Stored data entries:

════

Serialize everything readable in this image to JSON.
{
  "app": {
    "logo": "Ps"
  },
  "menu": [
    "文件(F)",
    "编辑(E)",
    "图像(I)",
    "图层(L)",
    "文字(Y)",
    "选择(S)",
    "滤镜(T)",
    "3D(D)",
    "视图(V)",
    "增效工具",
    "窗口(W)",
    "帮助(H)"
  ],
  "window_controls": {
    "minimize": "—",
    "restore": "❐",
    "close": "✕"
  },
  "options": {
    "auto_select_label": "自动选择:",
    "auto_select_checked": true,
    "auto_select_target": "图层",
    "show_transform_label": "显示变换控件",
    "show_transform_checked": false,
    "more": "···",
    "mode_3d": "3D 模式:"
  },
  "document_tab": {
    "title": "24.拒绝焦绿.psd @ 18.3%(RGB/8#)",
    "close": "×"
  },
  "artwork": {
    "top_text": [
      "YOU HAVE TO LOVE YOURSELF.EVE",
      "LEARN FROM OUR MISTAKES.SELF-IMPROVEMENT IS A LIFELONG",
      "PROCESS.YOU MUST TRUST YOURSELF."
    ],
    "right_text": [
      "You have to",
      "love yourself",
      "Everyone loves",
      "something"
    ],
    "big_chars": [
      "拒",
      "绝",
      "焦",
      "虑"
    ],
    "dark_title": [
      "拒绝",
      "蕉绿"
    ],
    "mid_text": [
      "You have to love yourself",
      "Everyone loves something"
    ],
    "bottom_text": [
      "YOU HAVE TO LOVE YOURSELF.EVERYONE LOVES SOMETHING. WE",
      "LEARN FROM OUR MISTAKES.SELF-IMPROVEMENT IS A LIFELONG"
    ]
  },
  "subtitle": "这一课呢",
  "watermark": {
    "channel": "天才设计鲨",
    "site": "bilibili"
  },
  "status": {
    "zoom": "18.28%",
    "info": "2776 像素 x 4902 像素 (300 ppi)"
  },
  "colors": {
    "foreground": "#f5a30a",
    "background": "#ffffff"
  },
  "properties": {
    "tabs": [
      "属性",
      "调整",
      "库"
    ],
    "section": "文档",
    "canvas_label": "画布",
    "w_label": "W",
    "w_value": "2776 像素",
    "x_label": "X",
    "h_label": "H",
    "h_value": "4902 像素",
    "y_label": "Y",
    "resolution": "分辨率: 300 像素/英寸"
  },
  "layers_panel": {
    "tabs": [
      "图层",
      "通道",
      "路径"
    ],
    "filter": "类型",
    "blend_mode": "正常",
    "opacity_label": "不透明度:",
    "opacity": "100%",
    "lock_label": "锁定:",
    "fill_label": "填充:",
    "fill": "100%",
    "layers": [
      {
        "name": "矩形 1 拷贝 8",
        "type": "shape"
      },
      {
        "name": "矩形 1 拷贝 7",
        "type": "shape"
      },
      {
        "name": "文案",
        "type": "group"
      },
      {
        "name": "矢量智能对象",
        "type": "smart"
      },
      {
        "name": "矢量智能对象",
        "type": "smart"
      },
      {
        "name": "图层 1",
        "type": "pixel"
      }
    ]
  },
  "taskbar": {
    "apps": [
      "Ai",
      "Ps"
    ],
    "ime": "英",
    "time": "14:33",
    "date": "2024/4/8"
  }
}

════

| EXERCISE DIRECTIONS |
Check each line of the entries above, and show every one holding the word "MISTAKES".

| EXERCISE OUTPUT |
      "LEARN FROM OUR MISTAKES.SELF-IMPROVEMENT IS A LIFELONG",
      "LEARN FROM OUR MISTAKES.SELF-IMPROVEMENT IS A LIFELONG"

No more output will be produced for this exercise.